What you will do: Repeat every entry exactly. Pictures stay out.
(Input for this task)
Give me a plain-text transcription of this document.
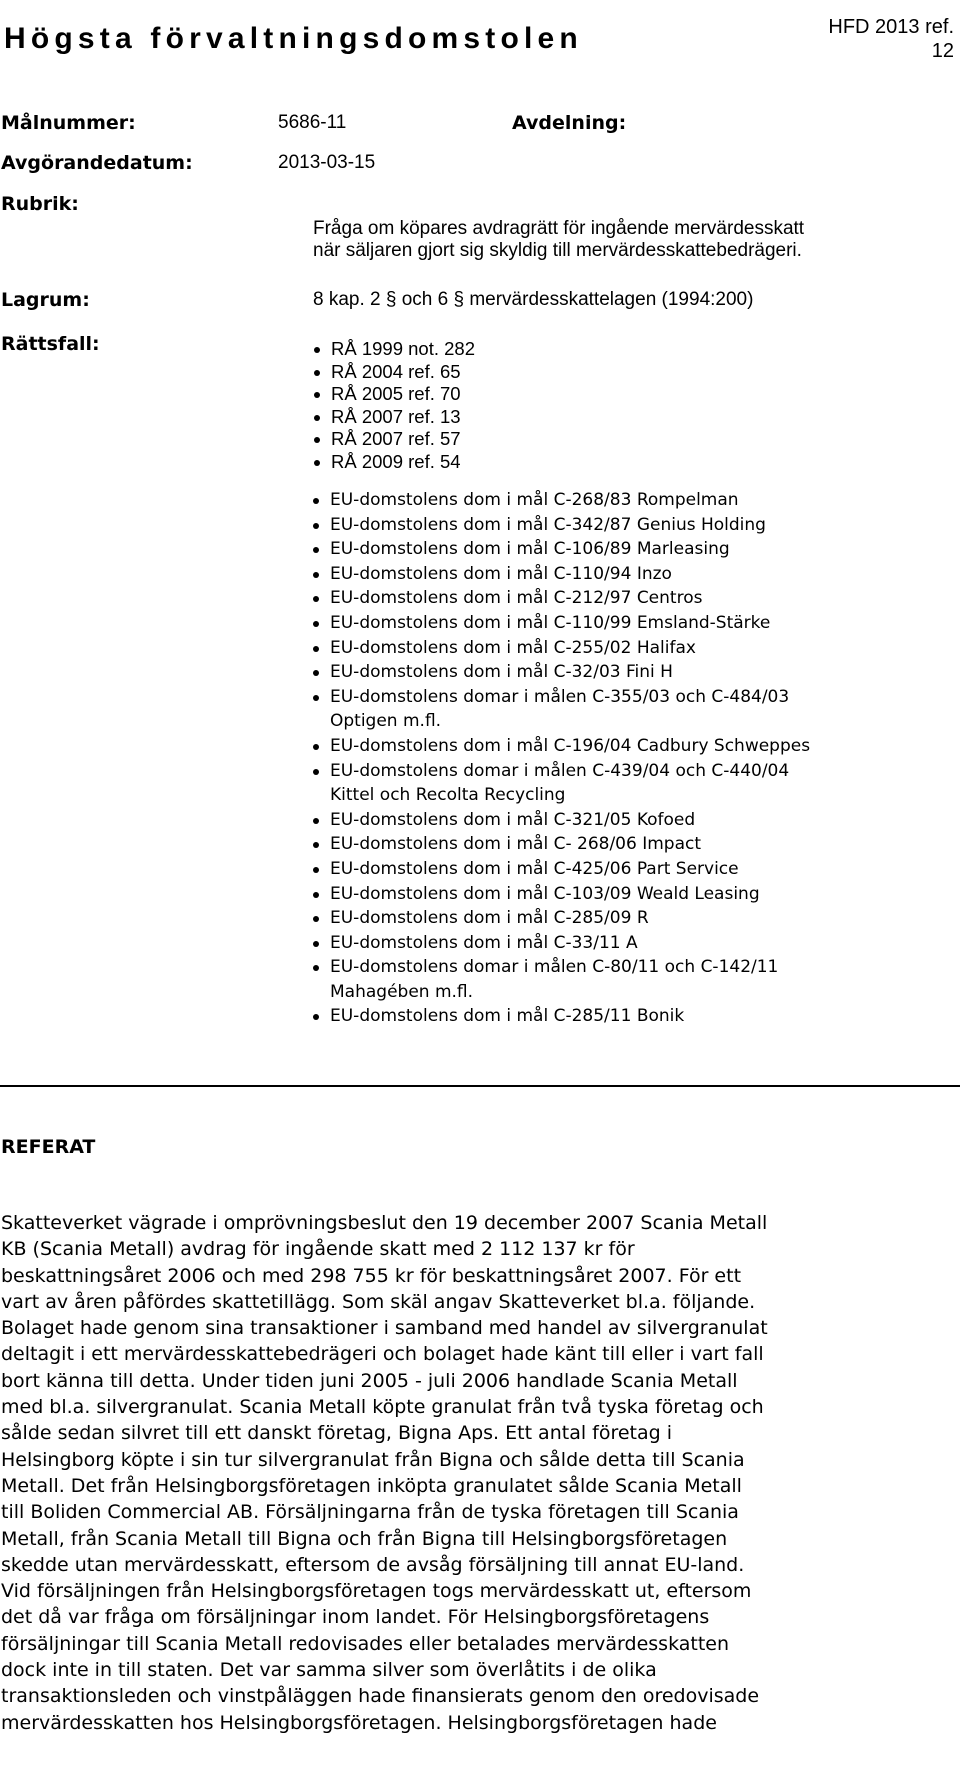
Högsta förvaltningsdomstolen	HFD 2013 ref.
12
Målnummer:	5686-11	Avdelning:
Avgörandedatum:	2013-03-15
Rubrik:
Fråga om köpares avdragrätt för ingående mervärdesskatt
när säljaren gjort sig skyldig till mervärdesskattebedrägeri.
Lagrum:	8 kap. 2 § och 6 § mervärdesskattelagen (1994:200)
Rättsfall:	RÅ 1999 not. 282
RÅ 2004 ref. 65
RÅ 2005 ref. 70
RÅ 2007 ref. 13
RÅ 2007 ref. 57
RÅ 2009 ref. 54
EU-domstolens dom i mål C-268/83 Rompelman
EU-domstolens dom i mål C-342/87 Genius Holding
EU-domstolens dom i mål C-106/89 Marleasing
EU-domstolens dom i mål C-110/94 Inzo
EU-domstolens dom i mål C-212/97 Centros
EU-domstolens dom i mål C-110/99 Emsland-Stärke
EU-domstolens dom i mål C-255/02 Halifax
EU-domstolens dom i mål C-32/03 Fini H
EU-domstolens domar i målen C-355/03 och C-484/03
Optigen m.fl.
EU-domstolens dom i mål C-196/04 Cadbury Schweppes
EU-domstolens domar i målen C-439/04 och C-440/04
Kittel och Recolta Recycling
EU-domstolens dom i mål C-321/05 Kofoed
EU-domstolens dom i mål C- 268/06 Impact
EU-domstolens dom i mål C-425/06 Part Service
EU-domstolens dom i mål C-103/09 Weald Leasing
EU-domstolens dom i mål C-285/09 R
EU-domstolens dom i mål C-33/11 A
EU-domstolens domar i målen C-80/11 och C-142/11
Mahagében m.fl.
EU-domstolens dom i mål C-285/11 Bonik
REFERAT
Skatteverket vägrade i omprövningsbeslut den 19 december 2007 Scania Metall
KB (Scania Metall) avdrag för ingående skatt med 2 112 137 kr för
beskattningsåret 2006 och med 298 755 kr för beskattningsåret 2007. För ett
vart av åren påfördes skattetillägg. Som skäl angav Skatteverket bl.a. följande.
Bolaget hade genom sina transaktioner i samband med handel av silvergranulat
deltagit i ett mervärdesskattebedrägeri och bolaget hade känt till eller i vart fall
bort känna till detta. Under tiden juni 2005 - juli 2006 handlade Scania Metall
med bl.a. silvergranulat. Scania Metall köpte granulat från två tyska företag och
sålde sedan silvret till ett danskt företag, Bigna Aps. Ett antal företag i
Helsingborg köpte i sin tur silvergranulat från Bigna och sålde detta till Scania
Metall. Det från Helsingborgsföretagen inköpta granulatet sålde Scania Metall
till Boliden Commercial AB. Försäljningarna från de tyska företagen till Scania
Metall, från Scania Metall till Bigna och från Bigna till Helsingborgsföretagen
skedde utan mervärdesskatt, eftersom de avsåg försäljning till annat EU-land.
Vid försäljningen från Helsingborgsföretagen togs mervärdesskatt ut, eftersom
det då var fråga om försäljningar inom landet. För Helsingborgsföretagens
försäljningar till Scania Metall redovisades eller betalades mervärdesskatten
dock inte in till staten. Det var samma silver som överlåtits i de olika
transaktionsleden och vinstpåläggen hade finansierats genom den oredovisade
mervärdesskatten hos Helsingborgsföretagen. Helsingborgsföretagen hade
(End Input for this task)
Final answer:
Give me a plain-text transcription of this document.
Högsta förvaltningsdomstolen	HFD 2013 ref.
12
Målnummer:	5686-11	Avdelning:
Avgörandedatum:	2013-03-15
Rubrik:
Fråga om köpares avdragrätt för ingående mervärdesskatt
när säljaren gjort sig skyldig till mervärdesskattebedrägeri.
Lagrum:	8 kap. 2 § och 6 § mervärdesskattelagen (1994:200)
Rättsfall:	RÅ 1999 not. 282
RÅ 2004 ref. 65
RÅ 2005 ref. 70
RÅ 2007 ref. 13
RÅ 2007 ref. 57
RÅ 2009 ref. 54
EU-domstolens dom i mål C-268/83 Rompelman
EU-domstolens dom i mål C-342/87 Genius Holding
EU-domstolens dom i mål C-106/89 Marleasing
EU-domstolens dom i mål C-110/94 Inzo
EU-domstolens dom i mål C-212/97 Centros
EU-domstolens dom i mål C-110/99 Emsland-Stärke
EU-domstolens dom i mål C-255/02 Halifax
EU-domstolens dom i mål C-32/03 Fini H
EU-domstolens domar i målen C-355/03 och C-484/03
Optigen m.fl.
EU-domstolens dom i mål C-196/04 Cadbury Schweppes
EU-domstolens domar i målen C-439/04 och C-440/04
Kittel och Recolta Recycling
EU-domstolens dom i mål C-321/05 Kofoed
EU-domstolens dom i mål C- 268/06 Impact
EU-domstolens dom i mål C-425/06 Part Service
EU-domstolens dom i mål C-103/09 Weald Leasing
EU-domstolens dom i mål C-285/09 R
EU-domstolens dom i mål C-33/11 A
EU-domstolens domar i målen C-80/11 och C-142/11
Mahagében m.fl.
EU-domstolens dom i mål C-285/11 Bonik
REFERAT
Skatteverket vägrade i omprövningsbeslut den 19 december 2007 Scania Metall
KB (Scania Metall) avdrag för ingående skatt med 2 112 137 kr för
beskattningsåret 2006 och med 298 755 kr för beskattningsåret 2007. För ett
vart av åren påfördes skattetillägg. Som skäl angav Skatteverket bl.a. följande.
Bolaget hade genom sina transaktioner i samband med handel av silvergranulat
deltagit i ett mervärdesskattebedrägeri och bolaget hade känt till eller i vart fall
bort känna till detta. Under tiden juni 2005 - juli 2006 handlade Scania Metall
med bl.a. silvergranulat. Scania Metall köpte granulat från två tyska företag och
sålde sedan silvret till ett danskt företag, Bigna Aps. Ett antal företag i
Helsingborg köpte i sin tur silvergranulat från Bigna och sålde detta till Scania
Metall. Det från Helsingborgsföretagen inköpta granulatet sålde Scania Metall
till Boliden Commercial AB. Försäljningarna från de tyska företagen till Scania
Metall, från Scania Metall till Bigna och från Bigna till Helsingborgsföretagen
skedde utan mervärdesskatt, eftersom de avsåg försäljning till annat EU-land.
Vid försäljningen från Helsingborgsföretagen togs mervärdesskatt ut, eftersom
det då var fråga om försäljningar inom landet. För Helsingborgsföretagens
försäljningar till Scania Metall redovisades eller betalades mervärdesskatten
dock inte in till staten. Det var samma silver som överlåtits i de olika
transaktionsleden och vinstpåläggen hade finansierats genom den oredovisade
mervärdesskatten hos Helsingborgsföretagen. Helsingborgsföretagen hade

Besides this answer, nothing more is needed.